(Data records)
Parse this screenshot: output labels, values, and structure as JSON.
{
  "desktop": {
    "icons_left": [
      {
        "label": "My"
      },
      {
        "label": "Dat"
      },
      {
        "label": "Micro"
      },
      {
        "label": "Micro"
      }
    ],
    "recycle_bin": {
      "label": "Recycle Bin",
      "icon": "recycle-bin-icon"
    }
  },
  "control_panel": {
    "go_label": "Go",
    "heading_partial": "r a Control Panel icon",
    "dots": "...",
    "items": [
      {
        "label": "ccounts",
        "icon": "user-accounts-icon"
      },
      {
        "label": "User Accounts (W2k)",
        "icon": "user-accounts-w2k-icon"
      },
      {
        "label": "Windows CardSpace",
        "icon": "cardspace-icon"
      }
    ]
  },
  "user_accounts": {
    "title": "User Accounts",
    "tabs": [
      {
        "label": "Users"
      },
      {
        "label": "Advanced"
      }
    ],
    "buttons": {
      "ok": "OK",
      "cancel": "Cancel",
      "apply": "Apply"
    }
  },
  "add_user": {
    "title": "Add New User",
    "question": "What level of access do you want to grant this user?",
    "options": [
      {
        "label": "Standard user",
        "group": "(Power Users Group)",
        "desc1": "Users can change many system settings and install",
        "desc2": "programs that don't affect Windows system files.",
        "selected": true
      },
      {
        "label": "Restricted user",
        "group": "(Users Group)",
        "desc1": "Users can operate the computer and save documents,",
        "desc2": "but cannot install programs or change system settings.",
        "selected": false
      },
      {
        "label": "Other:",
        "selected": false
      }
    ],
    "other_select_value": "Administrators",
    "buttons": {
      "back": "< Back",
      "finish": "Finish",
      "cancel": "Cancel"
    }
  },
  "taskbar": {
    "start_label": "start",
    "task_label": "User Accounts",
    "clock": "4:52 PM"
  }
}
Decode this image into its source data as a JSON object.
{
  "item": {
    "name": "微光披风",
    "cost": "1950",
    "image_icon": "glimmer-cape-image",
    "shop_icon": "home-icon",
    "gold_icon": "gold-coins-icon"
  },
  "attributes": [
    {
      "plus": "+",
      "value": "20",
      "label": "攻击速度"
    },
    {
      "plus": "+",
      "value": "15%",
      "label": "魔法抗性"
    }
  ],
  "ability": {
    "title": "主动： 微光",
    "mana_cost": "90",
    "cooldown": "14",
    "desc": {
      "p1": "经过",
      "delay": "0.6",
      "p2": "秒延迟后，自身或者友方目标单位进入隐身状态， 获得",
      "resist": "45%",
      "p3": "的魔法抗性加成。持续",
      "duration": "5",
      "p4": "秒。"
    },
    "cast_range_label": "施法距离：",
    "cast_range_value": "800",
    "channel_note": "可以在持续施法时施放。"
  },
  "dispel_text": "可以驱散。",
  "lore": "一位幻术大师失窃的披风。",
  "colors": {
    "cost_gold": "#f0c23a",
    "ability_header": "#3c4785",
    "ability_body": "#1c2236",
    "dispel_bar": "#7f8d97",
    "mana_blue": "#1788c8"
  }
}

Work to complete
Take every line that includes the string "this" and copy it.

Full response
Parse this screenshot: output labels, values, and structure as JSON.
    "question": "What level of access do you want to grant this user?",
Decode this image into its source data as a JSON object.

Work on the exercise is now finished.